>> BEGIN DATA IN THIS EXERCISE

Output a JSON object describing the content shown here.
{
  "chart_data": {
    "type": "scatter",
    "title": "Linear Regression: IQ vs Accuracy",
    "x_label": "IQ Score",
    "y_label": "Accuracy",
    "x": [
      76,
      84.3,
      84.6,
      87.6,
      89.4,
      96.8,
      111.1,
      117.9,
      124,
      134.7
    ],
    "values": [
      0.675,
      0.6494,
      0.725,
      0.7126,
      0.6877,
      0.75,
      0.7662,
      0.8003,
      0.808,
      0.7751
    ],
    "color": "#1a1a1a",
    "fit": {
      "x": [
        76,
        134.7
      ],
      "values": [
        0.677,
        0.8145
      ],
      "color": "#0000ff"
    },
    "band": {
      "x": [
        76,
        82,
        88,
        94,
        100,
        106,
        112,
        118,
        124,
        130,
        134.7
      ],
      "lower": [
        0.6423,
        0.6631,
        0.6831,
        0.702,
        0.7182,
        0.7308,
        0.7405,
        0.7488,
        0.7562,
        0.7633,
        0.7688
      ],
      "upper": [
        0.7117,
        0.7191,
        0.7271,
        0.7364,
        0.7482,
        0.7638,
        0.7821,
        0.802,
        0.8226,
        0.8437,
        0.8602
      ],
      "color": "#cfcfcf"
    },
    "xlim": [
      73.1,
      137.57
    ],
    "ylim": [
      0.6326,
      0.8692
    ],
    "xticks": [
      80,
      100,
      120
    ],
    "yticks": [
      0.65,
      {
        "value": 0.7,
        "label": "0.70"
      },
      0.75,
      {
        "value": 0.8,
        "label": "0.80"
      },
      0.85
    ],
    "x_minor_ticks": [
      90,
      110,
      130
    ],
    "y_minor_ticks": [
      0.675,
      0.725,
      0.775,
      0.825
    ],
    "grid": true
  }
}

>> END DATA IN THIS EXERCISE

* **THE TASK**
Go through the listing above and locate each line that holds the word "color". Copy those lines.

* **RESPONSE**
    "color": "#1a1a1a",
      "color": "#0000ff"
      "color": "#cfcfcf"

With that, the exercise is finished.